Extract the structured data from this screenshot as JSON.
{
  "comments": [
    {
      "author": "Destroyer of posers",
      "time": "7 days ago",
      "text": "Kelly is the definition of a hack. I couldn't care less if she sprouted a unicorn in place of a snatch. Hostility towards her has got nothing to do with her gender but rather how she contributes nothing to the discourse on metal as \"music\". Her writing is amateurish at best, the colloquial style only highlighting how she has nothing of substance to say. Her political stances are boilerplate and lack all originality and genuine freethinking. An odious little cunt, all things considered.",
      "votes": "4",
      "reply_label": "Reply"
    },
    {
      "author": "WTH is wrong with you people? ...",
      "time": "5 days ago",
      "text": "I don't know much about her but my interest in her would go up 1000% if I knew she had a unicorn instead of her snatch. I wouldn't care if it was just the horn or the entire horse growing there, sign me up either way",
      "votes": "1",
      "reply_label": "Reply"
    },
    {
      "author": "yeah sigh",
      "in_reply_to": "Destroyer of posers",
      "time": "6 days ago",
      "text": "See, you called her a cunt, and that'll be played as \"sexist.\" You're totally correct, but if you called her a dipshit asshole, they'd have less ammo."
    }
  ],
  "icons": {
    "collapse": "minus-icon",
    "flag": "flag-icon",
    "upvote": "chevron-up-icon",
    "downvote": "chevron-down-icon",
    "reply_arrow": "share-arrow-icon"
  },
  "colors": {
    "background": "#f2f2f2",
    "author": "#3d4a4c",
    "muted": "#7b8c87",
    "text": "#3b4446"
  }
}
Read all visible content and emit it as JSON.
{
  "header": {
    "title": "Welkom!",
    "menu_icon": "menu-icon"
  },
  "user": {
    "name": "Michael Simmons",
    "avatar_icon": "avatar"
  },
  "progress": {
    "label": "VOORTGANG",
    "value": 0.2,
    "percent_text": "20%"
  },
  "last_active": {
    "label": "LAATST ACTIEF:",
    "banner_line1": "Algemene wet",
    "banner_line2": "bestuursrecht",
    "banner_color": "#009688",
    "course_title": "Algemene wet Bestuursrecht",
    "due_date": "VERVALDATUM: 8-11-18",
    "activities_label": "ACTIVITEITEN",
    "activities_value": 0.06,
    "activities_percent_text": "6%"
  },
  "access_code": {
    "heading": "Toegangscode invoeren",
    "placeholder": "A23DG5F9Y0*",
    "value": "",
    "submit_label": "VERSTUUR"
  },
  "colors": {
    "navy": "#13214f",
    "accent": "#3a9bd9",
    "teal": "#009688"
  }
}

══════════

-- Goal --
Reproduce the full listing exactly.

-- Problem solution --
Extract the structured data from this screenshot as JSON.
{
  "comments": [
    {
      "author": "Destroyer of posers",
      "time": "7 days ago",
      "text": "Kelly is the definition of a hack. I couldn't care less if she sprouted a unicorn in place of a snatch. Hostility towards her has got nothing to do with her gender but rather how she contributes nothing to the discourse on metal as \"music\". Her writing is amateurish at best, the colloquial style only highlighting how she has nothing of substance to say. Her political stances are boilerplate and lack all originality and genuine freethinking. An odious little cunt, all things considered.",
      "votes": "4",
      "reply_label": "Reply"
    },
    {
      "author": "WTH is wrong with you people? ...",
      "time": "5 days ago",
      "text": "I don't know much about her but my interest in her would go up 1000% if I knew she had a unicorn instead of her snatch. I wouldn't care if it was just the horn or the entire horse growing there, sign me up either way",
      "votes": "1",
      "reply_label": "Reply"
    },
    {
      "author": "yeah sigh",
      "in_reply_to": "Destroyer of posers",
      "time": "6 days ago",
      "text": "See, you called her a cunt, and that'll be played as \"sexist.\" You're totally correct, but if you called her a dipshit asshole, they'd have less ammo."
    }
  ],
  "icons": {
    "collapse": "minus-icon",
    "flag": "flag-icon",
    "upvote": "chevron-up-icon",
    "downvote": "chevron-down-icon",
    "reply_arrow": "share-arrow-icon"
  },
  "colors": {
    "background": "#f2f2f2",
    "author": "#3d4a4c",
    "muted": "#7b8c87",
    "text": "#3b4446"
  }
}
Read all visible content and emit it as JSON.
{
  "header": {
    "title": "Welkom!",
    "menu_icon": "menu-icon"
  },
  "user": {
    "name": "Michael Simmons",
    "avatar_icon": "avatar"
  },
  "progress": {
    "label": "VOORTGANG",
    "value": 0.2,
    "percent_text": "20%"
  },
  "last_active": {
    "label": "LAATST ACTIEF:",
    "banner_line1": "Algemene wet",
    "banner_line2": "bestuursrecht",
    "banner_color": "#009688",
    "course_title": "Algemene wet Bestuursrecht",
    "due_date": "VERVALDATUM: 8-11-18",
    "activities_label": "ACTIVITEITEN",
    "activities_value": 0.06,
    "activities_percent_text": "6%"
  },
  "access_code": {
    "heading": "Toegangscode invoeren",
    "placeholder": "A23DG5F9Y0*",
    "value": "",
    "submit_label": "VERSTUUR"
  },
  "colors": {
    "navy": "#13214f",
    "accent": "#3a9bd9",
    "teal": "#009688"
  }
}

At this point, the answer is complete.